• [RECORDS FOR THE EXERCISE]
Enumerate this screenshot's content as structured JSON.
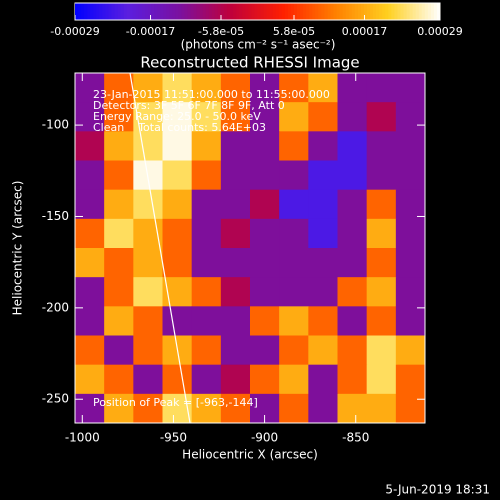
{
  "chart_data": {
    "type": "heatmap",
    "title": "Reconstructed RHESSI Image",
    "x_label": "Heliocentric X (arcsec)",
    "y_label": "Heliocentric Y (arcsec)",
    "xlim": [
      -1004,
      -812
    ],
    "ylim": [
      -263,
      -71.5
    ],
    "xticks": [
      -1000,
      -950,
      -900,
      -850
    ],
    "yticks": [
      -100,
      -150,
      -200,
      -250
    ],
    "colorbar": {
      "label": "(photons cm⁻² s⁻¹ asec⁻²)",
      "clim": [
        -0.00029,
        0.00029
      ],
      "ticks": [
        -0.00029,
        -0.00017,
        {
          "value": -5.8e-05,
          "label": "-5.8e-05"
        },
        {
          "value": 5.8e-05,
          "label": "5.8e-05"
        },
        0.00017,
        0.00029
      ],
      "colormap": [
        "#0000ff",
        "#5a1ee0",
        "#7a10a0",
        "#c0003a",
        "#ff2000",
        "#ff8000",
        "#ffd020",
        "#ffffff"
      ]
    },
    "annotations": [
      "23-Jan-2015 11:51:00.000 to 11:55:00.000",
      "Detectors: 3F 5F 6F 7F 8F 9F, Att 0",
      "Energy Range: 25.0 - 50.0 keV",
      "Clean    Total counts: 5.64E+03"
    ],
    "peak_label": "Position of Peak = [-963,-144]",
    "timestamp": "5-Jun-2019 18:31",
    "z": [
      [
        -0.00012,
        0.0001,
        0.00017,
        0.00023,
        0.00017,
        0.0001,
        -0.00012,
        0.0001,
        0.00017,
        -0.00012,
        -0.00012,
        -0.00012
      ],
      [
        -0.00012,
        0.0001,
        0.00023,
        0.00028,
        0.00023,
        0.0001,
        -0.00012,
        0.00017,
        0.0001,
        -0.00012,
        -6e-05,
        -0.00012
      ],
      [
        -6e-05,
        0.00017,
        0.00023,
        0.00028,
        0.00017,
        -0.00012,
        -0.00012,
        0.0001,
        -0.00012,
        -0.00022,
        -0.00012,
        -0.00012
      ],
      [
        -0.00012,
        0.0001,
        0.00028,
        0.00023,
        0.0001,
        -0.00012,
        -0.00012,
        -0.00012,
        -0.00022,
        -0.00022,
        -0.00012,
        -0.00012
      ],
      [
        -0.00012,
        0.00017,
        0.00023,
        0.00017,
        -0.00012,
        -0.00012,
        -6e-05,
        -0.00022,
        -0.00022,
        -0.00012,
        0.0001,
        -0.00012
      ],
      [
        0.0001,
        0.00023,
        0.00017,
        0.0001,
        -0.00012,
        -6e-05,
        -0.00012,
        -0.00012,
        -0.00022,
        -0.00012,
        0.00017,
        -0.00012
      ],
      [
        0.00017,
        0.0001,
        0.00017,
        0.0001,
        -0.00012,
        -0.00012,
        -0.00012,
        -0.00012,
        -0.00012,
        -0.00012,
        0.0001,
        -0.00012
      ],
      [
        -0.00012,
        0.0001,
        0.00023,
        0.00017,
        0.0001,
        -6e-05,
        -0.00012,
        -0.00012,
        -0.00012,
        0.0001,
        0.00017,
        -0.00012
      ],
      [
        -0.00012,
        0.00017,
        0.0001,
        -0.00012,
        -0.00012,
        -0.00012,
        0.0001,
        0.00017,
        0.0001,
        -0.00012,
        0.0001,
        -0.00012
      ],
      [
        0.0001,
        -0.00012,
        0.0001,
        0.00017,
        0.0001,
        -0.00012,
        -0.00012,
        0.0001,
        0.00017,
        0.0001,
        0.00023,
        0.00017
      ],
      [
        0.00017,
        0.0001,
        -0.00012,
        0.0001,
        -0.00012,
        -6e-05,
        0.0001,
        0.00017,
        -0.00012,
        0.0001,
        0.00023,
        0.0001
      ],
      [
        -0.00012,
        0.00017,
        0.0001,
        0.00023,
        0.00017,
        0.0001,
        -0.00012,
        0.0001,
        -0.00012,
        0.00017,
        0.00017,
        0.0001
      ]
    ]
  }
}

• [TASK DETAILS]
Transcribe all the lines above exactly, apart from the pictures.

• [THE REPLY]
Enumerate this screenshot's content as structured JSON.
{
  "chart_data": {
    "type": "heatmap",
    "title": "Reconstructed RHESSI Image",
    "x_label": "Heliocentric X (arcsec)",
    "y_label": "Heliocentric Y (arcsec)",
    "xlim": [
      -1004,
      -812
    ],
    "ylim": [
      -263,
      -71.5
    ],
    "xticks": [
      -1000,
      -950,
      -900,
      -850
    ],
    "yticks": [
      -100,
      -150,
      -200,
      -250
    ],
    "colorbar": {
      "label": "(photons cm⁻² s⁻¹ asec⁻²)",
      "clim": [
        -0.00029,
        0.00029
      ],
      "ticks": [
        -0.00029,
        -0.00017,
        {
          "value": -5.8e-05,
          "label": "-5.8e-05"
        },
        {
          "value": 5.8e-05,
          "label": "5.8e-05"
        },
        0.00017,
        0.00029
      ],
      "colormap": [
        "#0000ff",
        "#5a1ee0",
        "#7a10a0",
        "#c0003a",
        "#ff2000",
        "#ff8000",
        "#ffd020",
        "#ffffff"
      ]
    },
    "annotations": [
      "23-Jan-2015 11:51:00.000 to 11:55:00.000",
      "Detectors: 3F 5F 6F 7F 8F 9F, Att 0",
      "Energy Range: 25.0 - 50.0 keV",
      "Clean    Total counts: 5.64E+03"
    ],
    "peak_label": "Position of Peak = [-963,-144]",
    "timestamp": "5-Jun-2019 18:31",
    "z": [
      [
        -0.00012,
        0.0001,
        0.00017,
        0.00023,
        0.00017,
        0.0001,
        -0.00012,
        0.0001,
        0.00017,
        -0.00012,
        -0.00012,
        -0.00012
      ],
      [
        -0.00012,
        0.0001,
        0.00023,
        0.00028,
        0.00023,
        0.0001,
        -0.00012,
        0.00017,
        0.0001,
        -0.00012,
        -6e-05,
        -0.00012
      ],
      [
        -6e-05,
        0.00017,
        0.00023,
        0.00028,
        0.00017,
        -0.00012,
        -0.00012,
        0.0001,
        -0.00012,
        -0.00022,
        -0.00012,
        -0.00012
      ],
      [
        -0.00012,
        0.0001,
        0.00028,
        0.00023,
        0.0001,
        -0.00012,
        -0.00012,
        -0.00012,
        -0.00022,
        -0.00022,
        -0.00012,
        -0.00012
      ],
      [
        -0.00012,
        0.00017,
        0.00023,
        0.00017,
        -0.00012,
        -0.00012,
        -6e-05,
        -0.00022,
        -0.00022,
        -0.00012,
        0.0001,
        -0.00012
      ],
      [
        0.0001,
        0.00023,
        0.00017,
        0.0001,
        -0.00012,
        -6e-05,
        -0.00012,
        -0.00012,
        -0.00022,
        -0.00012,
        0.00017,
        -0.00012
      ],
      [
        0.00017,
        0.0001,
        0.00017,
        0.0001,
        -0.00012,
        -0.00012,
        -0.00012,
        -0.00012,
        -0.00012,
        -0.00012,
        0.0001,
        -0.00012
      ],
      [
        -0.00012,
        0.0001,
        0.00023,
        0.00017,
        0.0001,
        -6e-05,
        -0.00012,
        -0.00012,
        -0.00012,
        0.0001,
        0.00017,
        -0.00012
      ],
      [
        -0.00012,
        0.00017,
        0.0001,
        -0.00012,
        -0.00012,
        -0.00012,
        0.0001,
        0.00017,
        0.0001,
        -0.00012,
        0.0001,
        -0.00012
      ],
      [
        0.0001,
        -0.00012,
        0.0001,
        0.00017,
        0.0001,
        -0.00012,
        -0.00012,
        0.0001,
        0.00017,
        0.0001,
        0.00023,
        0.00017
      ],
      [
        0.00017,
        0.0001,
        -0.00012,
        0.0001,
        -0.00012,
        -6e-05,
        0.0001,
        0.00017,
        -0.00012,
        0.0001,
        0.00023,
        0.0001
      ],
      [
        -0.00012,
        0.00017,
        0.0001,
        0.00023,
        0.00017,
        0.0001,
        -0.00012,
        0.0001,
        -0.00012,
        0.00017,
        0.00017,
        0.0001
      ]
    ]
  }
}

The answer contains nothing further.